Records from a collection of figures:
-- START --

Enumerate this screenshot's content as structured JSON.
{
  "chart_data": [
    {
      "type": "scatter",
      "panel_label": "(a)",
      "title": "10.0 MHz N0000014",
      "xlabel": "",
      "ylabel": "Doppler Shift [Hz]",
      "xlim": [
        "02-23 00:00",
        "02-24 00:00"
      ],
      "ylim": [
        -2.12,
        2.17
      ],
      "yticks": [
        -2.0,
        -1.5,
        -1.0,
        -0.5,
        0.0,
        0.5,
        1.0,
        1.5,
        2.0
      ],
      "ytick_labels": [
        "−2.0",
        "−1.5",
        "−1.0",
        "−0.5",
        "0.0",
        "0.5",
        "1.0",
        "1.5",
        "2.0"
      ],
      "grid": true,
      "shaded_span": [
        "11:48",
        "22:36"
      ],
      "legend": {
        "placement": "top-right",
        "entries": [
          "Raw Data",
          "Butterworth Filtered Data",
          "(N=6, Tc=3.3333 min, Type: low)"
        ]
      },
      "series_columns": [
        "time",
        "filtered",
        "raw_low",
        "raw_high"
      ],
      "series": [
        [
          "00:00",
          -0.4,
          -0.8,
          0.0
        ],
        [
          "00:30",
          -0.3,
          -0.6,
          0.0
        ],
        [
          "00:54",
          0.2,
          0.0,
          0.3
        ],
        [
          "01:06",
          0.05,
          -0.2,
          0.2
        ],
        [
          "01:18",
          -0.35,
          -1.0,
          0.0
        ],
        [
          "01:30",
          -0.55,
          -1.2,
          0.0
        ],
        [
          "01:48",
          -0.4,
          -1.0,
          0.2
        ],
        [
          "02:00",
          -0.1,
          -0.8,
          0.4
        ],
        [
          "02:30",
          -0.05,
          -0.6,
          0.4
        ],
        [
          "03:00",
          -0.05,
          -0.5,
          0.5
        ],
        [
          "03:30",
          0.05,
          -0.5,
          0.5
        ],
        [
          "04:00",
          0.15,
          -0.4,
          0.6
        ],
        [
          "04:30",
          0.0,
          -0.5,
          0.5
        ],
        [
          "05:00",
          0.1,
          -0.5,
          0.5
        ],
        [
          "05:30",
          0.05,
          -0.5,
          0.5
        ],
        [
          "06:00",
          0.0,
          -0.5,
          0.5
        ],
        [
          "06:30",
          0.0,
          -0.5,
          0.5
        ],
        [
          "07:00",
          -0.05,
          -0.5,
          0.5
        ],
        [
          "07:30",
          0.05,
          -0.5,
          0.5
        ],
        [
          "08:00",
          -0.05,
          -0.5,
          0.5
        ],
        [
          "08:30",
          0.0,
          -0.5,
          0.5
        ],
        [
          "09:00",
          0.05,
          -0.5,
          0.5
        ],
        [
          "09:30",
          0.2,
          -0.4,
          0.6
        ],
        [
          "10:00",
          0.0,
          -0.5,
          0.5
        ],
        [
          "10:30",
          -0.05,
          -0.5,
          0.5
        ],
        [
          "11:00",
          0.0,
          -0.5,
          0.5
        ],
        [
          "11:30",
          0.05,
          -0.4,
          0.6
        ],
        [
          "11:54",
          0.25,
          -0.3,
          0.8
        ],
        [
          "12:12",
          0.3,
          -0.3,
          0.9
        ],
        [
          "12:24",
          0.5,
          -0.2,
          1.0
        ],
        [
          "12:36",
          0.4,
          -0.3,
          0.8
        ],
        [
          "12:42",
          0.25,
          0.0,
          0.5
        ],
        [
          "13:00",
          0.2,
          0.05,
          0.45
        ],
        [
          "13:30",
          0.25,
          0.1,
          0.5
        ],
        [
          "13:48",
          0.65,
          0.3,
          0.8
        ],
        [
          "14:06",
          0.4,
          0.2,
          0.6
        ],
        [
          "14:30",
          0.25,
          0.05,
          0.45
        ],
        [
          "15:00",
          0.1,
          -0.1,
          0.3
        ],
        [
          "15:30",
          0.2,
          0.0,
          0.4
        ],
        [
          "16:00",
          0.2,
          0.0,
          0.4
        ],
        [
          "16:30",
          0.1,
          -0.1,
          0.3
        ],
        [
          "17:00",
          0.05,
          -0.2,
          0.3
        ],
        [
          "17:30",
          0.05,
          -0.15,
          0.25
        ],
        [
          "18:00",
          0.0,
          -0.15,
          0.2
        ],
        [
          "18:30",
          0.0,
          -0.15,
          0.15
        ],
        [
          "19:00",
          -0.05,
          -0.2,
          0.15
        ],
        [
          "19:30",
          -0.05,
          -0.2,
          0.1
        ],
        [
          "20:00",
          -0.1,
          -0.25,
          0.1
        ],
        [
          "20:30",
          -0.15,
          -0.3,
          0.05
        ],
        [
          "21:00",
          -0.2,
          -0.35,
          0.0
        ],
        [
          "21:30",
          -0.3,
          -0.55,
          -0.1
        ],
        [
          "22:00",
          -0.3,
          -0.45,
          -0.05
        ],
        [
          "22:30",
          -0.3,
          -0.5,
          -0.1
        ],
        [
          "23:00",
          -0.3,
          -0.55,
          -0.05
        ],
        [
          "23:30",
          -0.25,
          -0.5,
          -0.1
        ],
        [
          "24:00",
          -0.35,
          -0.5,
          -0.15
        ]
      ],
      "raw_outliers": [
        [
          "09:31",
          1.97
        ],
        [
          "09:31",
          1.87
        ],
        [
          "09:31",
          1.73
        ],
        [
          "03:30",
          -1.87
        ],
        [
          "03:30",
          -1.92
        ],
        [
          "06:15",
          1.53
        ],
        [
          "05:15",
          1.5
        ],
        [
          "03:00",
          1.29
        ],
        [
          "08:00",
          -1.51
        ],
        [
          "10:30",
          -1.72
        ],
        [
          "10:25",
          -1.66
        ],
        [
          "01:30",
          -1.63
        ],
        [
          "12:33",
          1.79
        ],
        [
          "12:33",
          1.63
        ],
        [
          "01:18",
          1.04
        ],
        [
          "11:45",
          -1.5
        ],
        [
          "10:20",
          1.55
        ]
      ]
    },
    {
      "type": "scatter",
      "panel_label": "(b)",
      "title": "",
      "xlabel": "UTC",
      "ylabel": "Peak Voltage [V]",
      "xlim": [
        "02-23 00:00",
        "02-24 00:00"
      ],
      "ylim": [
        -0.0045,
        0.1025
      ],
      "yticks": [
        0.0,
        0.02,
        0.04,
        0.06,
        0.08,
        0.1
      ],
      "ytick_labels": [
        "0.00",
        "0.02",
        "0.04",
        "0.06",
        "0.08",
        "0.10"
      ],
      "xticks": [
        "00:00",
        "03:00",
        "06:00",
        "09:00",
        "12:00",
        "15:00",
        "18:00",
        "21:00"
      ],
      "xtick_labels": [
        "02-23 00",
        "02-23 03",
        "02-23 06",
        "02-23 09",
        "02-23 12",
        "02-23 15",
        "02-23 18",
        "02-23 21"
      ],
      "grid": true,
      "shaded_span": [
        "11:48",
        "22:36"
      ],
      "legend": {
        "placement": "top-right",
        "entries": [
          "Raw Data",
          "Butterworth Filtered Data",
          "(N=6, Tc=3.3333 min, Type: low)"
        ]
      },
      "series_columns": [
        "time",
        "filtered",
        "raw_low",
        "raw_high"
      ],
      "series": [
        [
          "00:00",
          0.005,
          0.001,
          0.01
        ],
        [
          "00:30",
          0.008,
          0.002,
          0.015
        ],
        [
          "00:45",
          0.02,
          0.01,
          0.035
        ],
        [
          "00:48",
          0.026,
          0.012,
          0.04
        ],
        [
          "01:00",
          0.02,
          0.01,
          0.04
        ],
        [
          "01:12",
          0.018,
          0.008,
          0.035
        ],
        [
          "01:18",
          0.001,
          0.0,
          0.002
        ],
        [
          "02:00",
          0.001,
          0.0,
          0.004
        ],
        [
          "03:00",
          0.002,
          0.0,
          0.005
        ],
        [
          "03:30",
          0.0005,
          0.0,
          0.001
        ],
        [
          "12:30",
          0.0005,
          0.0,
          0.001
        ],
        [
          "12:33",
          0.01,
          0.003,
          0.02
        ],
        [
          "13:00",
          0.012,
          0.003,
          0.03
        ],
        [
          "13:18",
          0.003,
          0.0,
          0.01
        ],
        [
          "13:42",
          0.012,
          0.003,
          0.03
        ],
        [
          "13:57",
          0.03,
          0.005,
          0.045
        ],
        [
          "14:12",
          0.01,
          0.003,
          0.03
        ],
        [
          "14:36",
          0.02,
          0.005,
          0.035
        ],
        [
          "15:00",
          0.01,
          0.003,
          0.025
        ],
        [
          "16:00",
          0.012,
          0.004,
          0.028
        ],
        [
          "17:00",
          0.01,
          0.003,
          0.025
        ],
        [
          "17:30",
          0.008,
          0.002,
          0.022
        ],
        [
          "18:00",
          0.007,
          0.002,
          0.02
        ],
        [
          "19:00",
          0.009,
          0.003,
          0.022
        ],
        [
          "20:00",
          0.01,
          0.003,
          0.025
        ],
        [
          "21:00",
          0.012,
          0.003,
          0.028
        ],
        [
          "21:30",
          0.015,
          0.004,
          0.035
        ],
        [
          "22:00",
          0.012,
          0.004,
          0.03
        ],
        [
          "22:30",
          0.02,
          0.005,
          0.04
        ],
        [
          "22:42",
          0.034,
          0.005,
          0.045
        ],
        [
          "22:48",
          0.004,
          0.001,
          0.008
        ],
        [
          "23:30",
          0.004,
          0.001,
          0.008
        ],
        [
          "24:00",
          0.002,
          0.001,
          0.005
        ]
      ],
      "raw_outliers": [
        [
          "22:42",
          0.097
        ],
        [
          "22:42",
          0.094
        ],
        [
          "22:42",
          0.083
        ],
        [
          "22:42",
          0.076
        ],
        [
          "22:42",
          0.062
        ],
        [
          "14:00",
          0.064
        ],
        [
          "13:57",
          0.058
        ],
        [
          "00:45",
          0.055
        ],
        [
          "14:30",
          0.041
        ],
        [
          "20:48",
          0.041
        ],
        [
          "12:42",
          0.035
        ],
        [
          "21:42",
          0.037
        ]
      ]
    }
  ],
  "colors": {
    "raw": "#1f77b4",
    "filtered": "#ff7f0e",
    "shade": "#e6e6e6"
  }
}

-- END --

What you have to do:
Return the number of lines that include the word "ylabel", and nothing else.

Output of the exercise:
2